> EXERCISE: Transcribe every line of the records verbatim.

>> BEGIN DATA SHOWN

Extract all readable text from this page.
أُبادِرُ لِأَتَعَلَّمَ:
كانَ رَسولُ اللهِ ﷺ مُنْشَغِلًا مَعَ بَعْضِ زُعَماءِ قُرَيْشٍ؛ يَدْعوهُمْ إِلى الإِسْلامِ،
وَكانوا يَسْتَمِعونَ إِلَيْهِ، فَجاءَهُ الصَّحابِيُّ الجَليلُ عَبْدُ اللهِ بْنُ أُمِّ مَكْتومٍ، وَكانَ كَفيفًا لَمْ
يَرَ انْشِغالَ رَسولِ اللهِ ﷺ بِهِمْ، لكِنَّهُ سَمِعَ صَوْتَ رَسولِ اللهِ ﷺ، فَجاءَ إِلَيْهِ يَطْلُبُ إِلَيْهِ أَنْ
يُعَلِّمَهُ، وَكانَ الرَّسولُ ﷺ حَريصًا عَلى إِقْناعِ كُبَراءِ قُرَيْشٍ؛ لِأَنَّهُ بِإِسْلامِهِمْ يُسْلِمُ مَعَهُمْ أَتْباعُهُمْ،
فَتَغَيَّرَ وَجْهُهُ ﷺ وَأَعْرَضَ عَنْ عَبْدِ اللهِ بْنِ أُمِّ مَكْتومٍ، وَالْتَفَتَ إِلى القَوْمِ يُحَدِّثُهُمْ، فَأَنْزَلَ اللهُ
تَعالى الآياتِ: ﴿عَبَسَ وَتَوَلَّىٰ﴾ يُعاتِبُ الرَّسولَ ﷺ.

>> END DATA SHOWN

> FULL ANSWER:
Extract all readable text from this page.
أُبادِرُ لِأَتَعَلَّمَ:
كانَ رَسولُ اللهِ ﷺ مُنْشَغِلًا مَعَ بَعْضِ زُعَماءِ قُرَيْشٍ؛ يَدْعوهُمْ إِلى الإِسْلامِ،
وَكانوا يَسْتَمِعونَ إِلَيْهِ، فَجاءَهُ الصَّحابِيُّ الجَليلُ عَبْدُ اللهِ بْنُ أُمِّ مَكْتومٍ، وَكانَ كَفيفًا لَمْ
يَرَ انْشِغالَ رَسولِ اللهِ ﷺ بِهِمْ، لكِنَّهُ سَمِعَ صَوْتَ رَسولِ اللهِ ﷺ، فَجاءَ إِلَيْهِ يَطْلُبُ إِلَيْهِ أَنْ
يُعَلِّمَهُ، وَكانَ الرَّسولُ ﷺ حَريصًا عَلى إِقْناعِ كُبَراءِ قُرَيْشٍ؛ لِأَنَّهُ بِإِسْلامِهِمْ يُسْلِمُ مَعَهُمْ أَتْباعُهُمْ،
فَتَغَيَّرَ وَجْهُهُ ﷺ وَأَعْرَضَ عَنْ عَبْدِ اللهِ بْنِ أُمِّ مَكْتومٍ، وَالْتَفَتَ إِلى القَوْمِ يُحَدِّثُهُمْ، فَأَنْزَلَ اللهُ
تَعالى الآياتِ: ﴿عَبَسَ وَتَوَلَّىٰ﴾ يُعاتِبُ الرَّسولَ ﷺ.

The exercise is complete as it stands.